### Required task
Extract verbatim every line from the one containing "OCR this image." to the final line of the records below, inclusive, and exclude all pictures.

Collection entries:
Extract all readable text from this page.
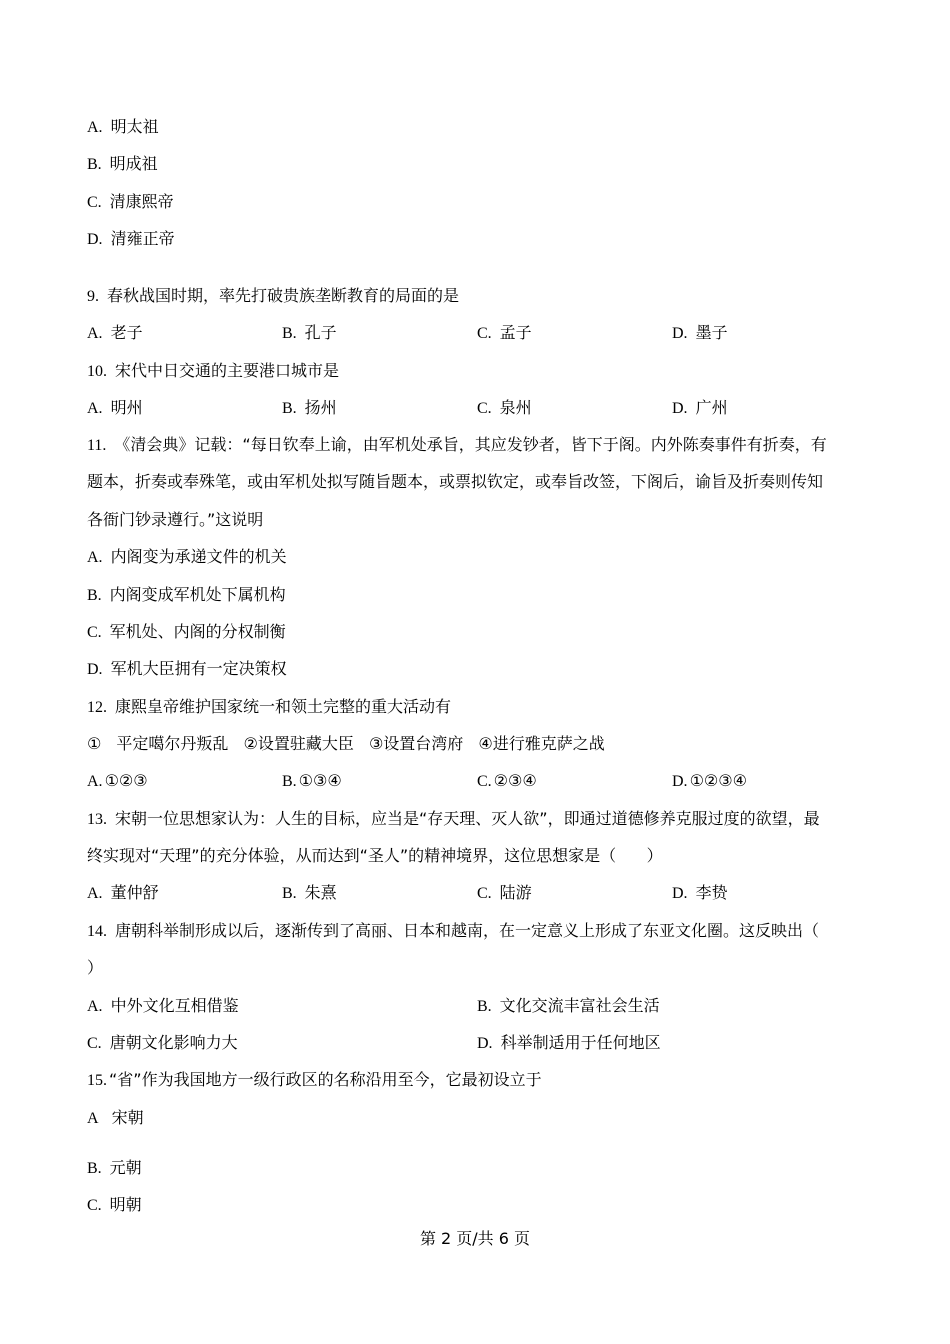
A. 明太祖
B. 明成祖
C. 清康熙帝
D. 清雍正帝
9. 春秋战国时期，率先打破贵族垄断教育的局面的是
A. 老子	B. 孔子	C. 孟子	D. 墨子
10. 宋代中日交通的主要港口城市是
A. 明州	B. 扬州	C. 泉州	D. 广州
11. 《清会典》记载：“每日钦奉上谕，由军机处承旨，其应发钞者，皆下于阁。内外陈奏事件有折奏，有
题本，折奏或奉殊笔，或由军机处拟写随旨题本，或票拟钦定，或奉旨改签，下阁后，谕旨及折奏则传知
各衙门钞录遵行。”这说明
A. 内阁变为承递文件的机关
B. 内阁变成军机处下属机构
C. 军机处、内阁的分权制衡
D. 军机大臣拥有一定决策权
12. 康熙皇帝维护国家统一和领土完整的重大活动有
① 平定噶尔丹叛乱 ②设置驻藏大臣 ③设置台湾府 ④进行雅克萨之战
A. ①②③	B. ①③④	C. ②③④	D. ①②③④
13. 宋朝一位思想家认为：人生的目标，应当是“存天理、灭人欲”，即通过道德修养克服过度的欲望，最
终实现对“天理”的充分体验，从而达到“圣人”的精神境界，这位思想家是（      ）
A. 董仲舒	B. 朱熹	C. 陆游	D. 李贽
14. 唐朝科举制形成以后，逐渐传到了高丽、日本和越南，在一定意义上形成了东亚文化圈。这反映出（
）
A. 中外文化互相借鉴	B. 文化交流丰富社会生活
C. 唐朝文化影响力大	D. 科举制适用于任何地区
15. “省”作为我国地方一级行政区的名称沿用至今，它最初设立于
A 宋朝
B. 元朝
C. 明朝
第 2 页/共 6 页
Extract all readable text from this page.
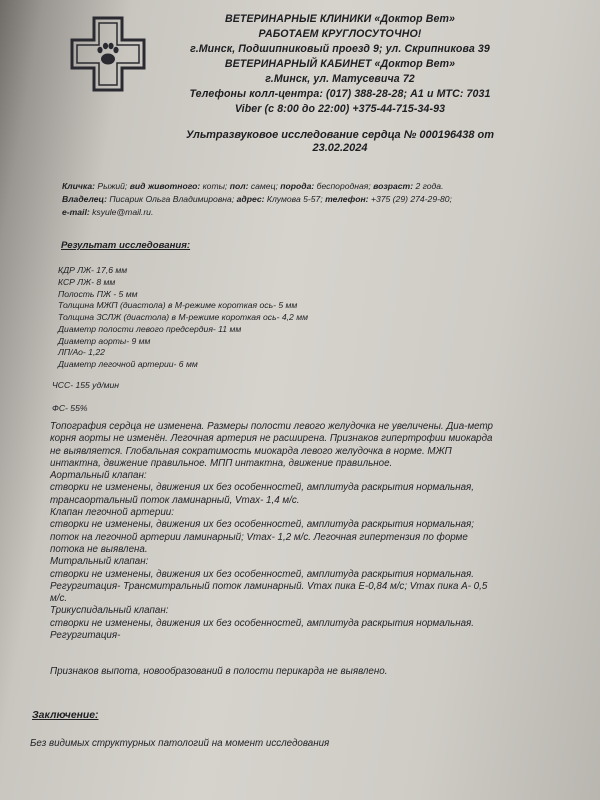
ВЕТЕРИНАРНЫЕ КЛИНИКИ «Доктор Вет»
РАБОТАЕМ КРУГЛОСУТОЧНО!
г.Минск, Подшипниковый проезд 9; ул. Скрипникова 39
ВЕТЕРИНАРНЫЙ КАБИНЕТ «Доктор Вет»
г.Минск, ул. Матусевича 72
Телефоны колл-центра: (017) 388-28-28; A1 и МТС: 7031
Viber (с 8:00 до 22:00) +375-44-715-34-93
Ультразвуковое исследование сердца № 000196438 от
23.02.2024
Кличка: Рыжий; вид животного: коты; пол: самец; порода: беспородная; возраст: 2 года.
Владелец: Писарик Ольга Владимировна; адрес: Клумова 5-57; телефон: +375 (29) 274-29-80;
e-mail: ksyule@mail.ru.
Результат исследования:
КДР ЛЖ- 17,6 мм
КСР ЛЖ- 8 мм
Полость ПЖ - 5 мм
Толщина МЖП (диастола) в М-режиме короткая ось- 5 мм
Толщина ЗСЛЖ (диастола) в М-режиме короткая ось- 4,2 мм
Диаметр полости левого предсердия- 11 мм
Диаметр аорты- 9 мм
ЛП/Ао- 1,22
Диаметр легочной артерии- 6 мм
ЧСС- 155 уд/мин
ФС- 55%
Топография сердца не изменена. Размеры полости левого желудочка не увеличены. Диа-метр
корня аорты не изменён. Легочная артерия не расширена. Признаков гипертрофии миокарда
не выявляется. Глобальная сократимость миокарда левого желудочка в норме. МЖП
интактна, движение правильное. МПП интактна, движение правильное.
Аортальный клапан:
створки не изменены, движения их без особенностей, амплитуда раскрытия нормальная,
трансаортальный поток ламинарный, Vmax- 1,4 м/с.
Клапан легочной артерии:
створки не изменены, движения их без особенностей, амплитуда раскрытия нормальная;
поток на легочной артерии ламинарный; Vmax- 1,2 м/с. Легочная гипертензия по форме
потока не выявлена.
Митральный клапан:
створки не изменены, движения их без особенностей, амплитуда раскрытия нормальная.
Регургитация- Трансмитральный поток ламинарный. Vmax пика Е-0,84 м/с; Vmax пика А- 0,5
м/с.
Трикуспидальный клапан:
створки не изменены, движения их без особенностей, амплитуда раскрытия нормальная.
Регургитация-
Признаков выпота, новообразований в полости перикарда не выявлено.
Заключение:
Без видимых структурных патологий на момент исследования
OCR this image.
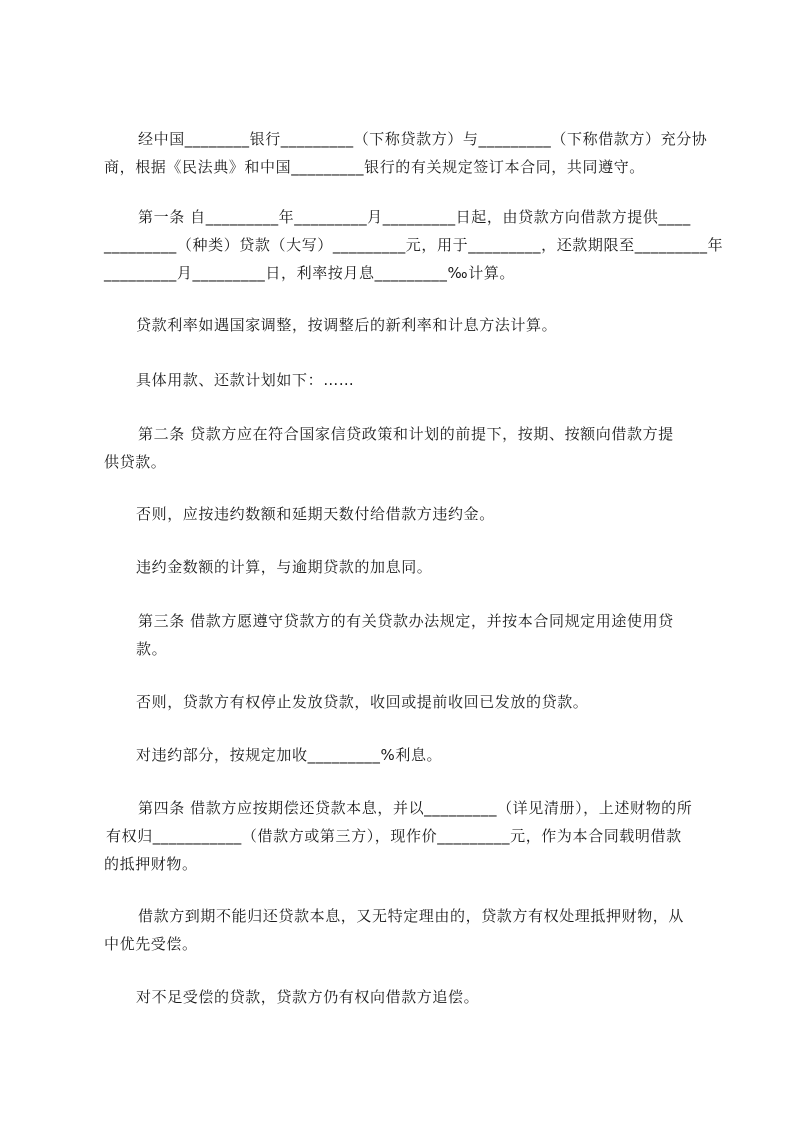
经中国________银行_________（下称贷款方）与_________（下称借款方）充分协
商，根据《民法典》和中国_________银行的有关规定签订本合同，共同遵守。
第一条 自_________年_________月_________日起，由贷款方向借款方提供____
_________（种类）贷款（大写）_________元，用于_________，还款期限至_________年
_________月_________日，利率按月息_________‰计算。
贷款利率如遇国家调整，按调整后的新利率和计息方法计算。
具体用款、还款计划如下：……
第二条 贷款方应在符合国家信贷政策和计划的前提下，按期、按额向借款方提
供贷款。
否则，应按违约数额和延期天数付给借款方违约金。
违约金数额的计算，与逾期贷款的加息同。
第三条 借款方愿遵守贷款方的有关贷款办法规定，并按本合同规定用途使用贷
款。
否则，贷款方有权停止发放贷款，收回或提前收回已发放的贷款。
对违约部分，按规定加收_________%利息。
第四条 借款方应按期偿还贷款本息，并以_________（详见清册），上述财物的所
有权归___________（借款方或第三方），现作价_________元，作为本合同载明借款
的抵押财物。
借款方到期不能归还贷款本息，又无特定理由的，贷款方有权处理抵押财物，从
中优先受偿。
对不足受偿的贷款，贷款方仍有权向借款方追偿。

### The answer
OCR this image.
经中国________银行_________（下称贷款方）与_________（下称借款方）充分协
商，根据《民法典》和中国_________银行的有关规定签订本合同，共同遵守。
第一条 自_________年_________月_________日起，由贷款方向借款方提供____
_________（种类）贷款（大写）_________元，用于_________，还款期限至_________年
_________月_________日，利率按月息_________‰计算。
贷款利率如遇国家调整，按调整后的新利率和计息方法计算。
具体用款、还款计划如下：……
第二条 贷款方应在符合国家信贷政策和计划的前提下，按期、按额向借款方提
供贷款。
否则，应按违约数额和延期天数付给借款方违约金。
违约金数额的计算，与逾期贷款的加息同。
第三条 借款方愿遵守贷款方的有关贷款办法规定，并按本合同规定用途使用贷
款。
否则，贷款方有权停止发放贷款，收回或提前收回已发放的贷款。
对违约部分，按规定加收_________%利息。
第四条 借款方应按期偿还贷款本息，并以_________（详见清册），上述财物的所
有权归___________（借款方或第三方），现作价_________元，作为本合同载明借款
的抵押财物。
借款方到期不能归还贷款本息，又无特定理由的，贷款方有权处理抵押财物，从
中优先受偿。
对不足受偿的贷款，贷款方仍有权向借款方追偿。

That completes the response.